▶ [The request]: Pull out every line below that contains the string "hour", and copy each one in full.
•••••
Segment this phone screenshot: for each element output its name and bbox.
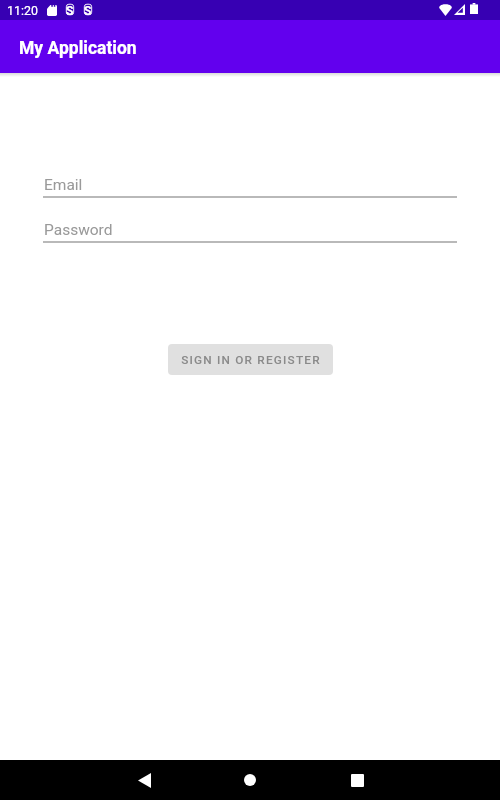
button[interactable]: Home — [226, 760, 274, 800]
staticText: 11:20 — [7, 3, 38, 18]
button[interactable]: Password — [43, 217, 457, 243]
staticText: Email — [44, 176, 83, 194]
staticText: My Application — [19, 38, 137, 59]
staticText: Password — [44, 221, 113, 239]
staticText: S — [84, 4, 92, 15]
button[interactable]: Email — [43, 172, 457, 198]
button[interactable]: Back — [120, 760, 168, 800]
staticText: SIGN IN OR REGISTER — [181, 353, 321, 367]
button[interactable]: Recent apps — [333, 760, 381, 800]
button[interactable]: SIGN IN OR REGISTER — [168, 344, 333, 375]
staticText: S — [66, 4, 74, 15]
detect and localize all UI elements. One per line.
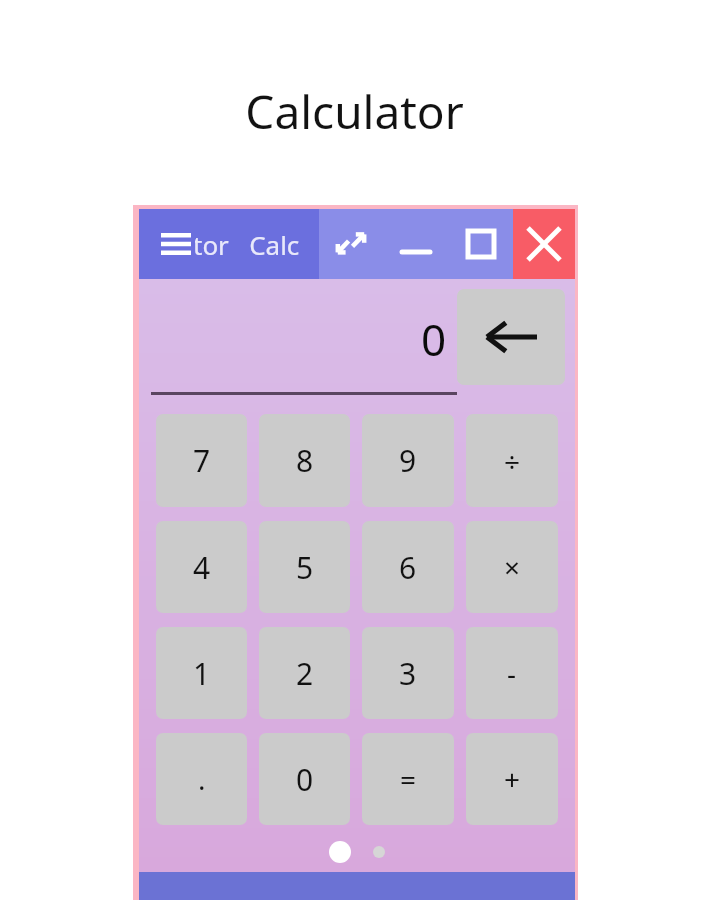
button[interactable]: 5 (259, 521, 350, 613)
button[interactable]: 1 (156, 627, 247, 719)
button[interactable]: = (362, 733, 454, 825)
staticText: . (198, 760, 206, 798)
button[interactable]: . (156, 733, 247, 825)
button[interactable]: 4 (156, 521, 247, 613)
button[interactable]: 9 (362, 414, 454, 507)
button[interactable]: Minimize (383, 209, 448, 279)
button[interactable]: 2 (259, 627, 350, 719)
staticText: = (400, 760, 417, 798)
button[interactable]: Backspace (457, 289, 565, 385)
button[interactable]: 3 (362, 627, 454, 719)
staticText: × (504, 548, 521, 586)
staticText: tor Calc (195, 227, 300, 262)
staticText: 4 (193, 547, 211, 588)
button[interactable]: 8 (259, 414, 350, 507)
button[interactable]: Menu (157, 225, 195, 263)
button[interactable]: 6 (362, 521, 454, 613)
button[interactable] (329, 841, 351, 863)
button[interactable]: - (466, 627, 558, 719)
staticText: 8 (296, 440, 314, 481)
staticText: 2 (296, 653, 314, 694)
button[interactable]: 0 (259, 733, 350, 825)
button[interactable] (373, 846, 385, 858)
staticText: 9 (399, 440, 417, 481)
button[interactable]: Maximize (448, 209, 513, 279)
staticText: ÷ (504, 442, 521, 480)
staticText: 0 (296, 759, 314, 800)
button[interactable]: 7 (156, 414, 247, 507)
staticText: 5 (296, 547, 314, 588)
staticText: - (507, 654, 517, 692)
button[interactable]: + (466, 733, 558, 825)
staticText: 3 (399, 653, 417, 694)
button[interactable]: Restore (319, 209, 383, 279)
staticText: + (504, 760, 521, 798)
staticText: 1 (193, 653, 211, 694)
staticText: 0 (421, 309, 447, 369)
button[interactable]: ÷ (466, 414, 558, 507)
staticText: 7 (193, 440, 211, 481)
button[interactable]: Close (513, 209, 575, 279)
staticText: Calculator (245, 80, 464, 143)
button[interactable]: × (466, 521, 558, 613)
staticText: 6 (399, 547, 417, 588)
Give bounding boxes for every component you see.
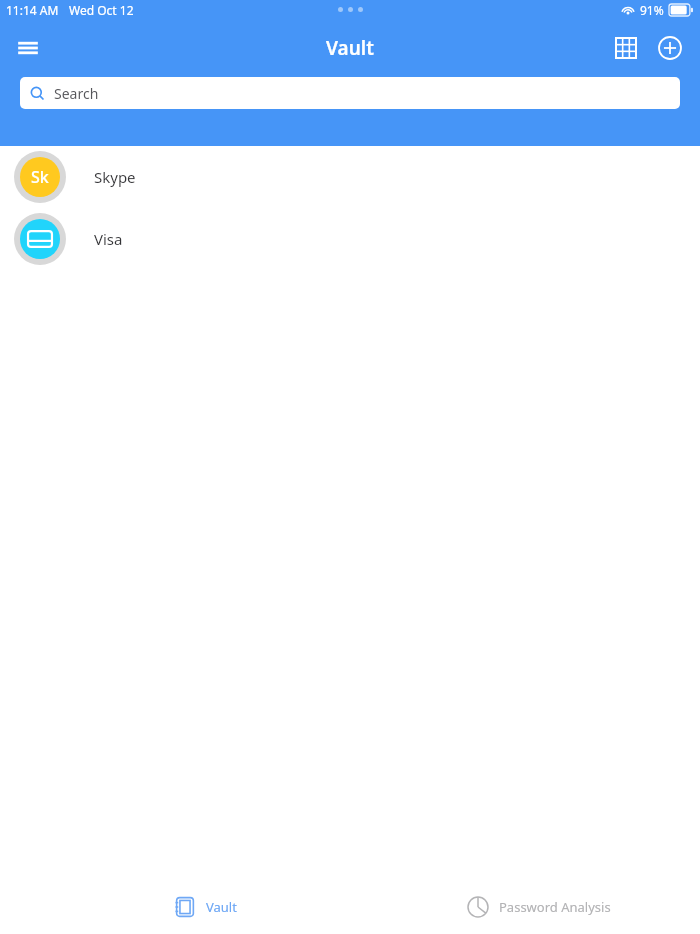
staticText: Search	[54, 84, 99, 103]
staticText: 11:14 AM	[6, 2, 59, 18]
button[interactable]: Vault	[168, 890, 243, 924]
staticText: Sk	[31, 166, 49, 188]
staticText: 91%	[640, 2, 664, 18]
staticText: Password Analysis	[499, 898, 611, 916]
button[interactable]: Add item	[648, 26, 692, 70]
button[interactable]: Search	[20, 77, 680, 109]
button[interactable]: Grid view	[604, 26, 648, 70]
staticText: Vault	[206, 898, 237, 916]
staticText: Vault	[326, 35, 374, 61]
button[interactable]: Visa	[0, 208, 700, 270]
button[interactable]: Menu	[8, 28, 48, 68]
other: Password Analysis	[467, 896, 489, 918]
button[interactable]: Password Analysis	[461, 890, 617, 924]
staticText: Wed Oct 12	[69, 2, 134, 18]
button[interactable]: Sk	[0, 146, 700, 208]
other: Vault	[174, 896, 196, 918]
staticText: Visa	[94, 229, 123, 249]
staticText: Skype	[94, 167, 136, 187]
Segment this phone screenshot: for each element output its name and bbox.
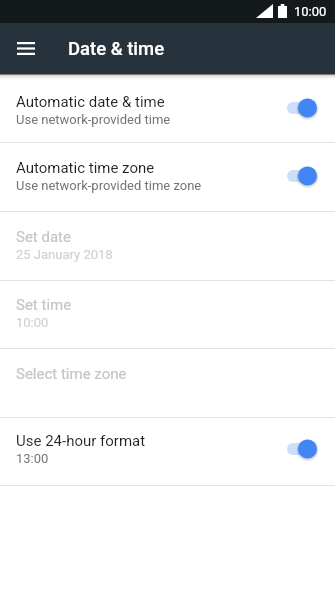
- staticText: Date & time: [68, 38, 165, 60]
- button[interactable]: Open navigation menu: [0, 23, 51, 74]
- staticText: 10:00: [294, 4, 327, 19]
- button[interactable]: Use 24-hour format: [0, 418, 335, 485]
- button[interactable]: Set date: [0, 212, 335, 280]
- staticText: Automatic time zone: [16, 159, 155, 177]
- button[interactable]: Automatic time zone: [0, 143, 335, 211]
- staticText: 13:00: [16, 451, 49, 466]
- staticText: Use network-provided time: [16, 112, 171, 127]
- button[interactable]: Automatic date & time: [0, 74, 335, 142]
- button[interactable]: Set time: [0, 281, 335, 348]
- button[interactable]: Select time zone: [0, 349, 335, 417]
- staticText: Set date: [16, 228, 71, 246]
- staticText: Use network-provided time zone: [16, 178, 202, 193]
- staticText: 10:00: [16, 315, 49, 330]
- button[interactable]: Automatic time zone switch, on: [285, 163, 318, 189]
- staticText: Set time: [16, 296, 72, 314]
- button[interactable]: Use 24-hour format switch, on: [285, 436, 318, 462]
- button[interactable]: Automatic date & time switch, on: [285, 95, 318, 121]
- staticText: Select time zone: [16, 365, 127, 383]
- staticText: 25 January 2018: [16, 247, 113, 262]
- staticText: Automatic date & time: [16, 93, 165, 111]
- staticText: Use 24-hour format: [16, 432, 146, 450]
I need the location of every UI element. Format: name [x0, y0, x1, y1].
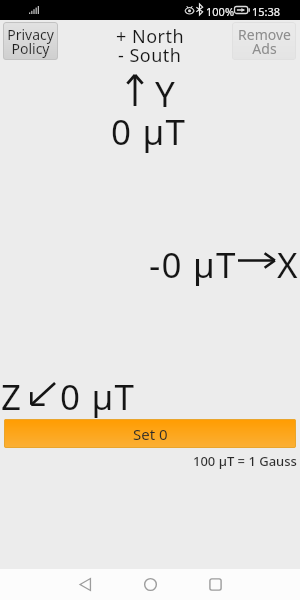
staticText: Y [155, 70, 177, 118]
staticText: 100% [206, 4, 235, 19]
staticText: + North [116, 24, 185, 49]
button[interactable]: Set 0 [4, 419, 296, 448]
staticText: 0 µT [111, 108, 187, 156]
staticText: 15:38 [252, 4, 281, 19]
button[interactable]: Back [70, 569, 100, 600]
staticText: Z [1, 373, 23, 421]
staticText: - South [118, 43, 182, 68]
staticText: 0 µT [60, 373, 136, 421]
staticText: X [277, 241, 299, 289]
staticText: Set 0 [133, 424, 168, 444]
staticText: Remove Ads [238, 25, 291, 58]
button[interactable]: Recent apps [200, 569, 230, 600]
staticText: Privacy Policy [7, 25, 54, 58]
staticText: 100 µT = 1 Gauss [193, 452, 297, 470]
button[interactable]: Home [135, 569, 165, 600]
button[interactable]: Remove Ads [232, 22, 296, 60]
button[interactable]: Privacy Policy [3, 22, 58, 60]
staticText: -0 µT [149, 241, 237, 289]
•••••
▶ [Exercise result]:
- button[interactable]: Use 24-hour format: [0, 418, 335, 485]
- button[interactable]: Use 24-hour format switch, on: [285, 436, 318, 462]
- staticText: Use 24-hour format: [16, 432, 146, 450]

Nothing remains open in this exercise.